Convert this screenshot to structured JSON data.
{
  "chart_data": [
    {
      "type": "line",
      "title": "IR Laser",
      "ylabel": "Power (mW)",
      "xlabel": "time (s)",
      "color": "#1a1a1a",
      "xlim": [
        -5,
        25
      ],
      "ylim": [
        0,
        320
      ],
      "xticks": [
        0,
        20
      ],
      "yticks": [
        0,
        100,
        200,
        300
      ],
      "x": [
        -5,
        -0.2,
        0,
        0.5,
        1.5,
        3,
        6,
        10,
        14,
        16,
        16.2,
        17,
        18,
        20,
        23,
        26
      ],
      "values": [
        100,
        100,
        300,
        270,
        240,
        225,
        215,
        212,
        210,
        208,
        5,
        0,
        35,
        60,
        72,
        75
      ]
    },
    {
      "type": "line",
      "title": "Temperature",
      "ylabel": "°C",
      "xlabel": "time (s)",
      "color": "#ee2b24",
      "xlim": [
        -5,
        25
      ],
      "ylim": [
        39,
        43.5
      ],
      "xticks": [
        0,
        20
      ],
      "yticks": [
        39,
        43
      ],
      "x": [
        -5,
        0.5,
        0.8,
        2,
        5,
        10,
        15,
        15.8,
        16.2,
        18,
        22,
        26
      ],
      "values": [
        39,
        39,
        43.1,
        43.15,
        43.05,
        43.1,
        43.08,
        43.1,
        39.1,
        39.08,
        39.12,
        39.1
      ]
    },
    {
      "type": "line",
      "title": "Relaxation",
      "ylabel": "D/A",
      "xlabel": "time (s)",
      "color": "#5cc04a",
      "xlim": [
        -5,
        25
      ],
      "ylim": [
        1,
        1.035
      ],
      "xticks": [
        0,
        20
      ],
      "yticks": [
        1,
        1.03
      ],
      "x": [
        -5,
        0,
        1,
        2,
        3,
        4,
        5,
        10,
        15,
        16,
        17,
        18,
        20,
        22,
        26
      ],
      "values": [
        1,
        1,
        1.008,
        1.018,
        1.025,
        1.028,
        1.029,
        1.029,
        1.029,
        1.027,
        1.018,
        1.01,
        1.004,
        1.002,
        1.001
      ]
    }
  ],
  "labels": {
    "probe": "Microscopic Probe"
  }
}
§
> **PROBLEM**
Without changing a word, restate the whole listing.

> **CORRECT OUTPUT**
Convert this screenshot to structured JSON data.
{
  "chart_data": [
    {
      "type": "line",
      "title": "IR Laser",
      "ylabel": "Power (mW)",
      "xlabel": "time (s)",
      "color": "#1a1a1a",
      "xlim": [
        -5,
        25
      ],
      "ylim": [
        0,
        320
      ],
      "xticks": [
        0,
        20
      ],
      "yticks": [
        0,
        100,
        200,
        300
      ],
      "x": [
        -5,
        -0.2,
        0,
        0.5,
        1.5,
        3,
        6,
        10,
        14,
        16,
        16.2,
        17,
        18,
        20,
        23,
        26
      ],
      "values": [
        100,
        100,
        300,
        270,
        240,
        225,
        215,
        212,
        210,
        208,
        5,
        0,
        35,
        60,
        72,
        75
      ]
    },
    {
      "type": "line",
      "title": "Temperature",
      "ylabel": "°C",
      "xlabel": "time (s)",
      "color": "#ee2b24",
      "xlim": [
        -5,
        25
      ],
      "ylim": [
        39,
        43.5
      ],
      "xticks": [
        0,
        20
      ],
      "yticks": [
        39,
        43
      ],
      "x": [
        -5,
        0.5,
        0.8,
        2,
        5,
        10,
        15,
        15.8,
        16.2,
        18,
        22,
        26
      ],
      "values": [
        39,
        39,
        43.1,
        43.15,
        43.05,
        43.1,
        43.08,
        43.1,
        39.1,
        39.08,
        39.12,
        39.1
      ]
    },
    {
      "type": "line",
      "title": "Relaxation",
      "ylabel": "D/A",
      "xlabel": "time (s)",
      "color": "#5cc04a",
      "xlim": [
        -5,
        25
      ],
      "ylim": [
        1,
        1.035
      ],
      "xticks": [
        0,
        20
      ],
      "yticks": [
        1,
        1.03
      ],
      "x": [
        -5,
        0,
        1,
        2,
        3,
        4,
        5,
        10,
        15,
        16,
        17,
        18,
        20,
        22,
        26
      ],
      "values": [
        1,
        1,
        1.008,
        1.018,
        1.025,
        1.028,
        1.029,
        1.029,
        1.029,
        1.027,
        1.018,
        1.01,
        1.004,
        1.002,
        1.001
      ]
    }
  ],
  "labels": {
    "probe": "Microscopic Probe"
  }
}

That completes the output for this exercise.